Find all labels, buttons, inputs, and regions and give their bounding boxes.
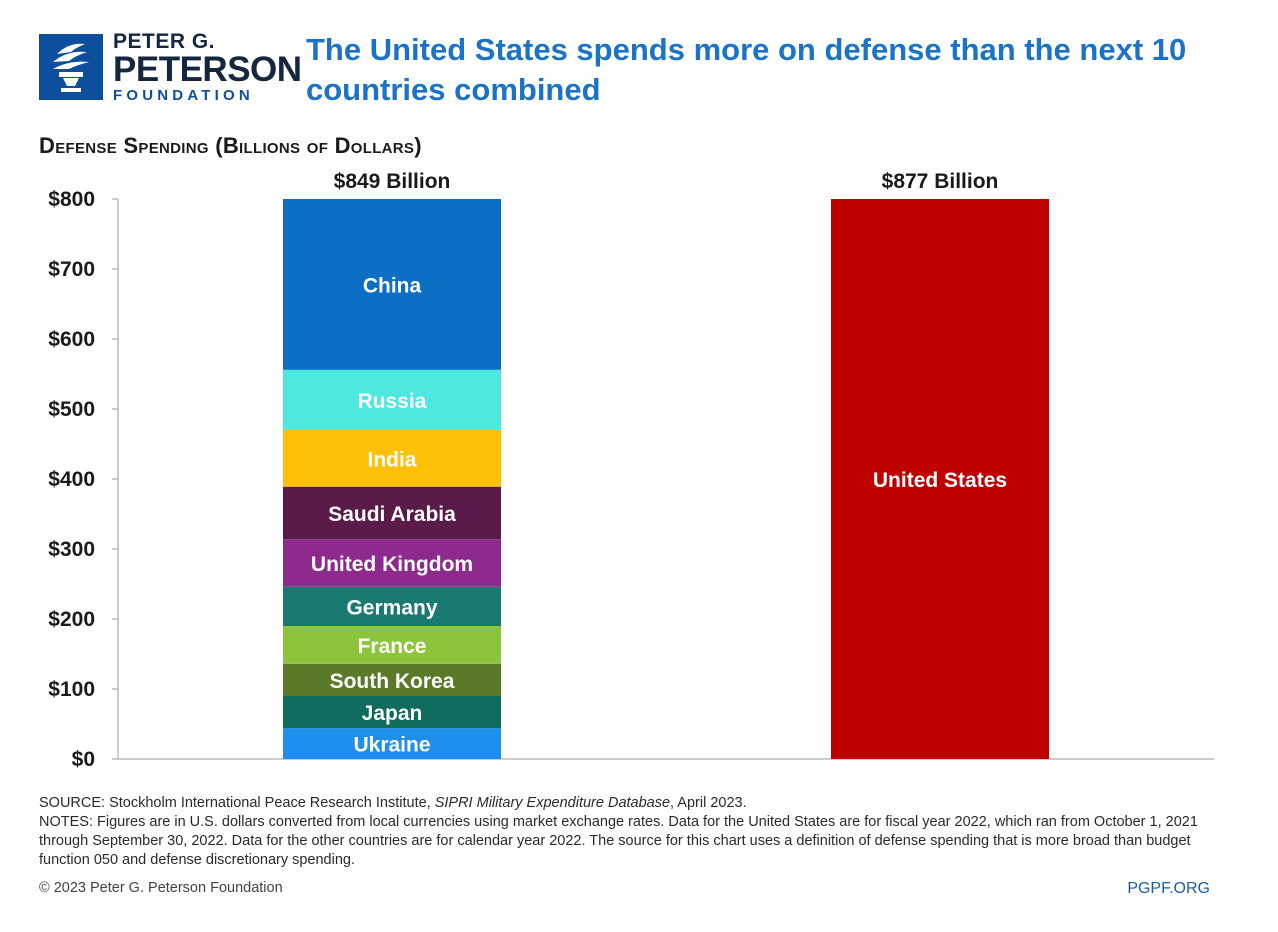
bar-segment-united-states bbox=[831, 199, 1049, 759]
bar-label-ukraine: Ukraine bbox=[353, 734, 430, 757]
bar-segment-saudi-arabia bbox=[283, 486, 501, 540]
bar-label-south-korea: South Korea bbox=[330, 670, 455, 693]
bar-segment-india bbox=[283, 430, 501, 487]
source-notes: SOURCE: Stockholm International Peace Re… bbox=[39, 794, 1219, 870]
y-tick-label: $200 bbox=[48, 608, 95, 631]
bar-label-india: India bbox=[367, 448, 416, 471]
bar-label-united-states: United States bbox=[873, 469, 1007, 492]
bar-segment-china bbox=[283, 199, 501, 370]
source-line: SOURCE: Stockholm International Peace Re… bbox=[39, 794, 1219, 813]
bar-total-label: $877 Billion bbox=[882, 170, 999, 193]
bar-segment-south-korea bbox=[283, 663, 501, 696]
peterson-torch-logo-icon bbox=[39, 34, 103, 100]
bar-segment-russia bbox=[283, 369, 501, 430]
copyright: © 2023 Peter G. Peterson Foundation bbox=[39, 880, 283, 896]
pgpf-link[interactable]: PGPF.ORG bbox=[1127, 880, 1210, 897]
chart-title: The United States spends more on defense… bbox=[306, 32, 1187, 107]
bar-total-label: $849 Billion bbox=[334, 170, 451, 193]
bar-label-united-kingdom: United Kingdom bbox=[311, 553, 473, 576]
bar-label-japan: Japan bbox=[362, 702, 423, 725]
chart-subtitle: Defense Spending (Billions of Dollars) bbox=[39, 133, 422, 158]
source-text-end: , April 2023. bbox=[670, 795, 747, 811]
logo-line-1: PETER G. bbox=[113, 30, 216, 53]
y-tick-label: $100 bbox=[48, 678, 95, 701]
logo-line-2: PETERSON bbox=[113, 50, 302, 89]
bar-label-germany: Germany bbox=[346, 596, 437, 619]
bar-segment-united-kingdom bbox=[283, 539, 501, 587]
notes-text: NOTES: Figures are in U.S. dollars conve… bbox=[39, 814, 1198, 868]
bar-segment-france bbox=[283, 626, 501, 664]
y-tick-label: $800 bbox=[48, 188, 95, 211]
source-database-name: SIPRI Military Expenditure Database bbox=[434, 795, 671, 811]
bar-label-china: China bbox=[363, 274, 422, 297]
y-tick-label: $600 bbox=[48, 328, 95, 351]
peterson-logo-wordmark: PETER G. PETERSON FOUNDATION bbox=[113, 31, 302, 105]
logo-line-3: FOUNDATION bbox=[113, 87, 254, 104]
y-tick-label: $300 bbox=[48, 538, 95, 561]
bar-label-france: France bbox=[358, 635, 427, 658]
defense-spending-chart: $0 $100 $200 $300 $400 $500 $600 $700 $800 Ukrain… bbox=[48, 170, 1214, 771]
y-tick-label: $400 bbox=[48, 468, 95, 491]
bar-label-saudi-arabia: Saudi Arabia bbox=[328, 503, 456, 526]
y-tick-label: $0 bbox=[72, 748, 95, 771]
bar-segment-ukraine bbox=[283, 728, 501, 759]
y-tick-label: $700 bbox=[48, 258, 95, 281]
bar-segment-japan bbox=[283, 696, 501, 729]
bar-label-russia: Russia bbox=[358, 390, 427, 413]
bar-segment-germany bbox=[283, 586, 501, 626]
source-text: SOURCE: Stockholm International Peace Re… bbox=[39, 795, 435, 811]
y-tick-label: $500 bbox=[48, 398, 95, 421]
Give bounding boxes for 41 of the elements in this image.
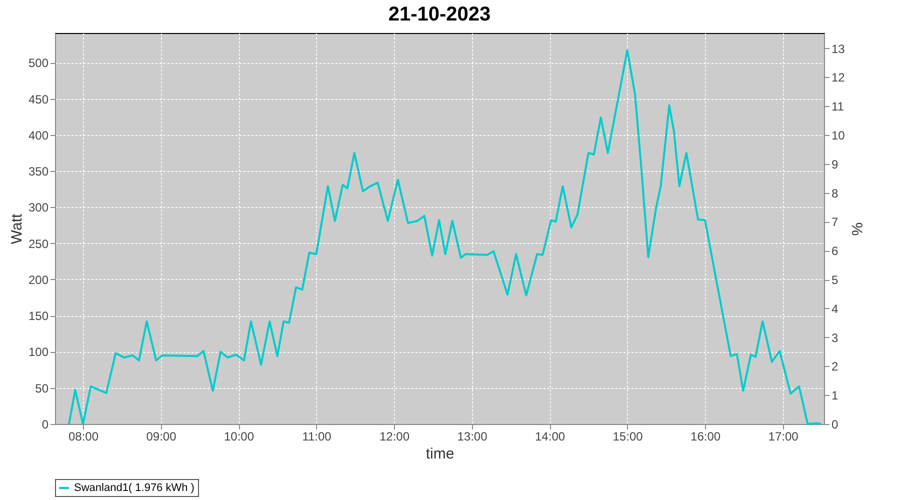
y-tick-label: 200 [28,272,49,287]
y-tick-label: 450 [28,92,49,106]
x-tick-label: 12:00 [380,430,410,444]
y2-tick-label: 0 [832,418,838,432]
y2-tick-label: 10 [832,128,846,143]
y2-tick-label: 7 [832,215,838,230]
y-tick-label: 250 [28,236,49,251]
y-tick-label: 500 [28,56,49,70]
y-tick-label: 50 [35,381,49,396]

**To do**: Reproduce without any change the portion of the data that opens with the line containing "bar-segment-united-states bbox=[831, 199, 1049, 759]" and closes with the line containing "source-line: SOURCE: Stockholm", including both of those lines.

**Full response**:
bar-segment-united-states bbox=[831, 199, 1049, 759]
bar-label-ukraine: Ukraine bbox=[353, 734, 430, 757]
bar-segment-saudi-arabia bbox=[283, 486, 501, 540]
bar-label-south-korea: South Korea bbox=[330, 670, 455, 693]
bar-segment-india bbox=[283, 430, 501, 487]
source-notes: SOURCE: Stockholm International Peace Re… bbox=[39, 794, 1219, 870]
y-tick-label: $200 bbox=[48, 608, 95, 631]
bar-label-india: India bbox=[367, 448, 416, 471]
bar-label-united-states: United States bbox=[873, 469, 1007, 492]
bar-segment-china bbox=[283, 199, 501, 370]
source-line: SOURCE: Stockholm International Peace Re… bbox=[39, 794, 1219, 813]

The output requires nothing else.